* Task requirements
Locate each line holding the string "axis" and copy it.

(Entries from a visual dataset)

◆ ◆ ◆ ◆ ◆

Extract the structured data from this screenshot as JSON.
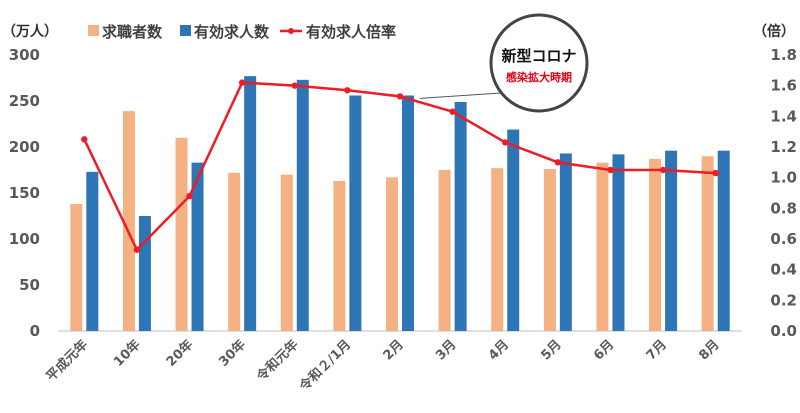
{
  "chart_data": {
    "type": "bar",
    "categories": [
      "平成元年",
      "10年",
      "20年",
      "30年",
      "令和元年",
      "令和２/1月",
      "2月",
      "3月",
      "4月",
      "5月",
      "6月",
      "7月",
      "8月"
    ],
    "series": [
      {
        "name": "求職者数",
        "type": "bar",
        "axis": "left",
        "color": "#f4b183",
        "values": [
          138,
          239,
          210,
          172,
          170,
          163,
          167,
          175,
          177,
          176,
          183,
          187,
          190
        ]
      },
      {
        "name": "有効求人数",
        "type": "bar",
        "axis": "left",
        "color": "#2e75b6",
        "values": [
          173,
          125,
          183,
          277,
          273,
          256,
          256,
          249,
          219,
          193,
          192,
          196,
          196
        ]
      },
      {
        "name": "有効求人倍率",
        "type": "line",
        "axis": "right",
        "color": "#ee1c25",
        "values": [
          1.25,
          0.53,
          0.88,
          1.62,
          1.6,
          1.57,
          1.53,
          1.43,
          1.23,
          1.1,
          1.05,
          1.05,
          1.03
        ]
      }
    ],
    "y_left": {
      "unit": "（万人）",
      "min": 0,
      "max": 300,
      "step": 50,
      "ticks": [
        "0",
        "50",
        "100",
        "150",
        "200",
        "250",
        "300"
      ]
    },
    "y_right": {
      "unit": "（倍）",
      "min": 0,
      "max": 1.8,
      "step": 0.2,
      "ticks": [
        "0.0",
        "0.2",
        "0.4",
        "0.6",
        "0.8",
        "1.0",
        "1.2",
        "1.4",
        "1.6",
        "1.8"
      ]
    },
    "legend_position": "top",
    "grid": false,
    "annotation": {
      "title": "新型コロナ",
      "subtitle": "感染拡大時期",
      "points_to": "2月"
    }
  }
}
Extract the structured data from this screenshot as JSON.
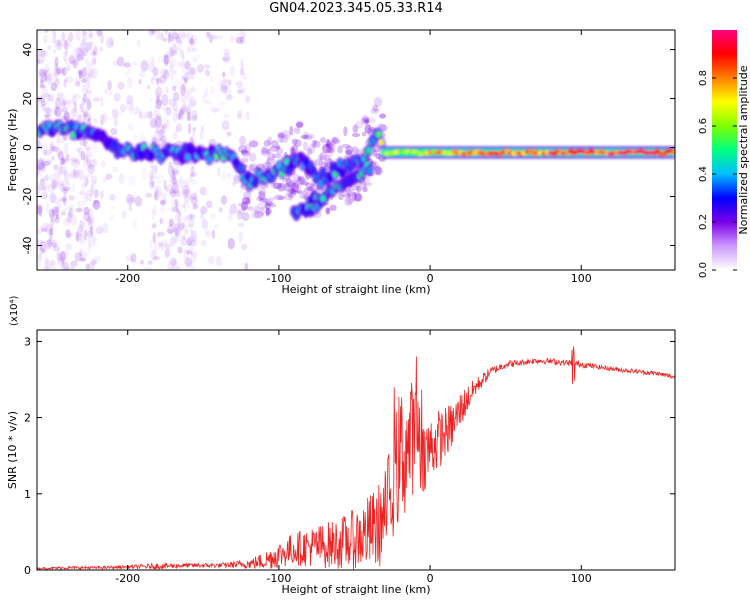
{
  "title": "GN04.2023.345.05.33.R14",
  "chart_data": [
    {
      "type": "heatmap",
      "xlabel": "Height of straight line (km)",
      "ylabel": "Frequency (Hz)",
      "xlim": [
        -260,
        162
      ],
      "ylim": [
        -50,
        48
      ],
      "xticks": [
        -200,
        -100,
        0,
        100
      ],
      "yticks": [
        -40,
        -20,
        0,
        20,
        40
      ],
      "colorbar": {
        "label": "Normalized spectral amplitude",
        "range": [
          0,
          1
        ],
        "ticks": [
          "0.0",
          "0.2",
          "0.4",
          "0.6",
          "0.8"
        ],
        "colors": [
          "#ffffff",
          "#cc99ff",
          "#7a00e6",
          "#0000ff",
          "#00bfff",
          "#00ff80",
          "#80ff00",
          "#ffff00",
          "#ff8000",
          "#ff0000",
          "#ff0080"
        ]
      },
      "ridge": {
        "x": [
          -258,
          -240,
          -225,
          -215,
          -205,
          -190,
          -175,
          -160,
          -150,
          -140,
          -130,
          -123,
          -110,
          -100,
          -95,
          -90,
          -85,
          -75,
          -60,
          -45,
          -35,
          -30,
          -20,
          0,
          20,
          50,
          80,
          110,
          162
        ],
        "y": [
          8,
          7,
          6,
          2,
          -2,
          -1,
          -3,
          -2,
          -3,
          -2,
          -4,
          -14,
          -12,
          -10,
          -8,
          -6,
          -5,
          -13,
          -9,
          -5,
          5,
          1,
          -1,
          -2,
          -2,
          -3,
          -3,
          -2,
          -2
        ],
        "amplitude": [
          0.35,
          0.45,
          0.4,
          0.3,
          0.35,
          0.4,
          0.35,
          0.3,
          0.35,
          0.45,
          0.4,
          0.35,
          0.4,
          0.45,
          0.4,
          0.35,
          0.3,
          0.35,
          0.4,
          0.45,
          0.5,
          0.6,
          0.65,
          0.7,
          0.75,
          0.8,
          0.85,
          0.9,
          0.95
        ]
      },
      "branches": [
        {
          "x": [
            -80,
            -70,
            -60,
            -50,
            -40
          ],
          "y": [
            -22,
            -20,
            -16,
            -12,
            -8
          ]
        },
        {
          "x": [
            -90,
            -80,
            -70
          ],
          "y": [
            -27,
            -25,
            -21
          ]
        }
      ]
    },
    {
      "type": "line",
      "xlabel": "Height of straight line (km)",
      "ylabel": "SNR (10 * v/v)",
      "multiplier": "(x10⁴)",
      "xlim": [
        -260,
        162
      ],
      "ylim": [
        0,
        3.15
      ],
      "xticks": [
        -200,
        -100,
        0,
        100
      ],
      "yticks": [
        0,
        1,
        2,
        3
      ],
      "color": "#ee2222",
      "series": [
        {
          "x": [
            -260,
            -240,
            -220,
            -200,
            -180,
            -160,
            -140,
            -120,
            -110,
            -100,
            -90,
            -80,
            -70,
            -60,
            -50,
            -40,
            -35,
            -30,
            -25,
            -20,
            -15,
            -10,
            -5,
            0,
            5,
            10,
            15,
            20,
            30,
            40,
            50,
            60,
            70,
            80,
            90,
            100,
            110,
            120,
            130,
            140,
            150,
            162
          ],
          "y": [
            0.02,
            0.03,
            0.03,
            0.04,
            0.05,
            0.06,
            0.06,
            0.08,
            0.12,
            0.2,
            0.28,
            0.3,
            0.32,
            0.35,
            0.4,
            0.5,
            0.55,
            0.7,
            1.1,
            1.5,
            1.6,
            1.8,
            1.5,
            1.6,
            1.7,
            1.8,
            1.9,
            2.1,
            2.4,
            2.6,
            2.7,
            2.72,
            2.75,
            2.74,
            2.72,
            2.7,
            2.67,
            2.64,
            2.62,
            2.6,
            2.58,
            2.53
          ],
          "noise": [
            0.01,
            0.02,
            0.02,
            0.02,
            0.04,
            0.03,
            0.03,
            0.06,
            0.12,
            0.18,
            0.22,
            0.26,
            0.3,
            0.34,
            0.4,
            0.5,
            0.55,
            0.6,
            0.7,
            0.9,
            0.9,
            0.7,
            0.5,
            0.45,
            0.4,
            0.35,
            0.3,
            0.25,
            0.12,
            0.06,
            0.05,
            0.04,
            0.04,
            0.04,
            0.04,
            0.04,
            0.03,
            0.03,
            0.03,
            0.03,
            0.03,
            0.03
          ]
        }
      ]
    }
  ]
}
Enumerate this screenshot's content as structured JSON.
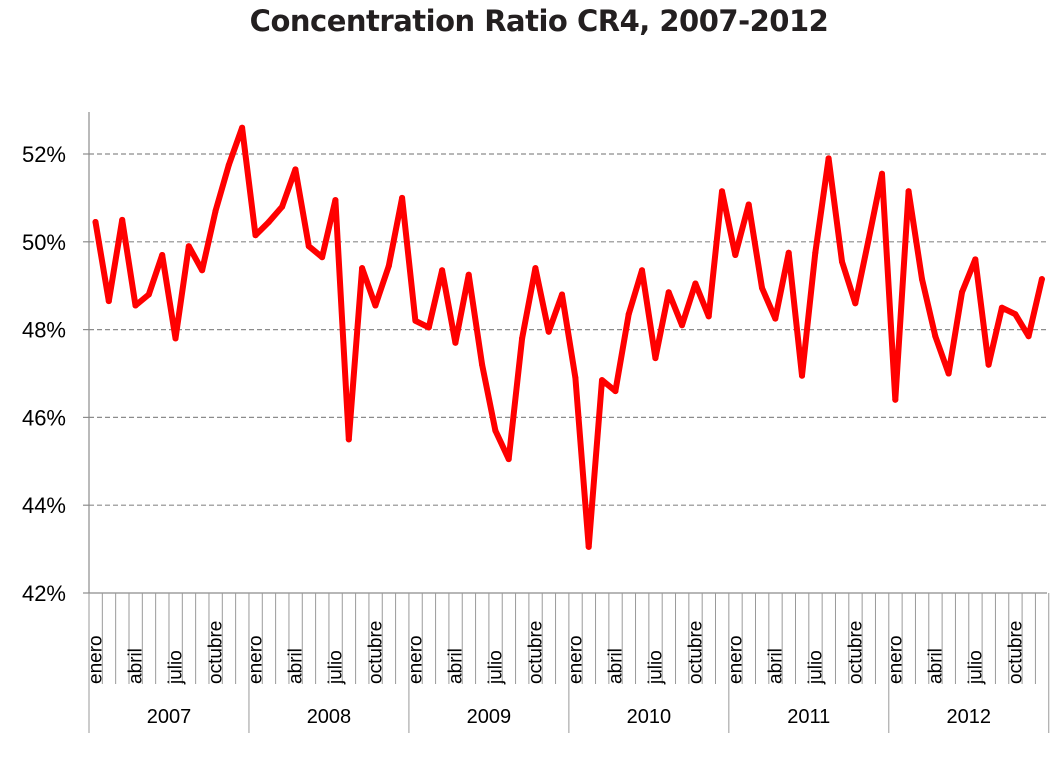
{
  "chart_data": {
    "type": "line",
    "title": "Concentration Ratio CR4, 2007-2012",
    "xlabel": "",
    "ylabel": "",
    "ylim": [
      42,
      52.5
    ],
    "yticks": [
      "42%",
      "44%",
      "46%",
      "48%",
      "50%",
      "52%"
    ],
    "ytick_values": [
      42,
      44,
      46,
      48,
      50,
      52
    ],
    "grid": "horizontal dashed",
    "legend": "none",
    "line_color": "#ff0000",
    "month_labels": [
      "enero",
      "",
      "",
      "abril",
      "",
      "",
      "julio",
      "",
      "",
      "octubre",
      "",
      ""
    ],
    "years": [
      "2007",
      "2008",
      "2009",
      "2010",
      "2011",
      "2012"
    ],
    "series": [
      {
        "values": [
          50.45,
          48.65,
          50.5,
          48.55,
          48.8,
          49.7,
          47.8,
          49.9,
          49.35,
          50.7,
          51.75,
          52.6,
          50.15,
          50.45,
          50.8,
          51.65,
          49.9,
          49.65,
          50.95,
          45.5,
          49.4,
          48.55,
          49.45,
          51.0,
          48.2,
          48.05,
          49.35,
          47.7,
          49.25,
          47.2,
          45.7,
          45.05,
          47.8,
          49.4,
          47.95,
          48.8,
          46.9,
          43.05,
          46.85,
          46.6,
          48.35,
          49.35,
          47.35,
          48.85,
          48.1,
          49.05,
          48.3,
          51.15,
          49.7,
          50.85,
          48.95,
          48.25,
          49.75,
          46.95,
          49.75,
          51.9,
          49.55,
          48.6,
          50.05,
          51.55,
          46.4,
          51.15,
          49.15,
          47.85,
          47.0,
          48.85,
          49.6,
          47.2,
          48.5,
          48.35,
          47.85,
          49.15
        ]
      }
    ]
  }
}
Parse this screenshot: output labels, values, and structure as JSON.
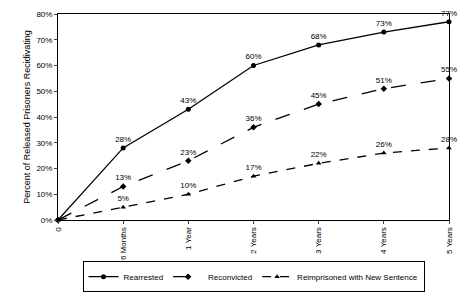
{
  "chart_data": {
    "type": "line",
    "y_label": "Percent of Released Prisoners Recidivating",
    "categories": [
      "0",
      "6 Months",
      "1 Year",
      "2 Years",
      "3 Years",
      "4 Years",
      "5 Years"
    ],
    "series": [
      {
        "name": "Rearrested",
        "color": "#000000",
        "marker": "circle",
        "line_style": "solid",
        "values": [
          0,
          28,
          43,
          60,
          68,
          73,
          77
        ],
        "value_labels": [
          null,
          "28%",
          "43%",
          "60%",
          "68%",
          "73%",
          "77%"
        ]
      },
      {
        "name": "Reconvicted",
        "color": "#000000",
        "marker": "diamond",
        "line_style": "longdash",
        "values": [
          0,
          13,
          23,
          36,
          45,
          51,
          55
        ],
        "value_labels": [
          null,
          "13%",
          "23%",
          "36%",
          "45%",
          "51%",
          "55%"
        ]
      },
      {
        "name": "Reimprisoned with New Sentence",
        "color": "#000000",
        "marker": "triangle-up",
        "line_style": "dash",
        "values": [
          0,
          5,
          10,
          17,
          22,
          26,
          28
        ],
        "value_labels": [
          null,
          "5%",
          "10%",
          "17%",
          "22%",
          "26%",
          "28%"
        ]
      }
    ],
    "ylim": [
      0,
      80
    ],
    "yticks": [
      {
        "value": 0,
        "label": "0%"
      },
      {
        "value": 10,
        "label": "10%"
      },
      {
        "value": 20,
        "label": "20%"
      },
      {
        "value": 30,
        "label": "30%"
      },
      {
        "value": 40,
        "label": "40%"
      },
      {
        "value": 50,
        "label": "50%"
      },
      {
        "value": 60,
        "label": "60%"
      },
      {
        "value": 70,
        "label": "70%"
      },
      {
        "value": 80,
        "label": "80%"
      }
    ],
    "grid": false,
    "legend": "bottom",
    "data_labels": true
  }
}
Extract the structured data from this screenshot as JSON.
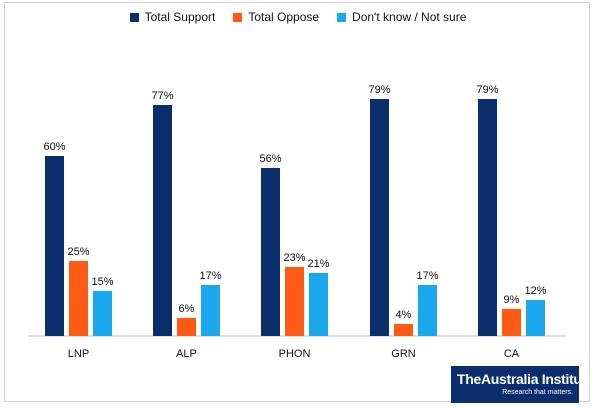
{
  "colors": {
    "support": "#0a2d6b",
    "oppose": "#ff5a14",
    "dontknow": "#19a7ee",
    "axis": "#bdbdbd"
  },
  "legend": [
    {
      "label": "Total Support",
      "color": "#0a2d6b"
    },
    {
      "label": "Total Oppose",
      "color": "#ff5a14"
    },
    {
      "label": "Don't know / Not sure",
      "color": "#19a7ee"
    }
  ],
  "logo": {
    "main": "TheAustralia Institute",
    "sub": "Research that matters."
  },
  "chart_data": {
    "type": "bar",
    "title": "",
    "xlabel": "",
    "ylabel": "",
    "ylim": [
      0,
      100
    ],
    "grid": false,
    "legend_position": "top",
    "categories": [
      "LNP",
      "ALP",
      "PHON",
      "GRN",
      "CA"
    ],
    "series": [
      {
        "name": "Total Support",
        "color": "#0a2d6b",
        "values": [
          60,
          77,
          56,
          79,
          79
        ],
        "labels": [
          "60%",
          "77%",
          "56%",
          "79%",
          "79%"
        ]
      },
      {
        "name": "Total Oppose",
        "color": "#ff5a14",
        "values": [
          25,
          6,
          23,
          4,
          9
        ],
        "labels": [
          "25%",
          "6%",
          "23%",
          "4%",
          "9%"
        ]
      },
      {
        "name": "Don't know / Not sure",
        "color": "#19a7ee",
        "values": [
          15,
          17,
          21,
          17,
          12
        ],
        "labels": [
          "15%",
          "17%",
          "21%",
          "17%",
          "12%"
        ]
      }
    ]
  }
}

◆ ◆ ◆ ◆ ◆

* Task response
        "axis": "left",
        "axis": "left",
        "axis": "right",
    "axis": "#bdbdbd"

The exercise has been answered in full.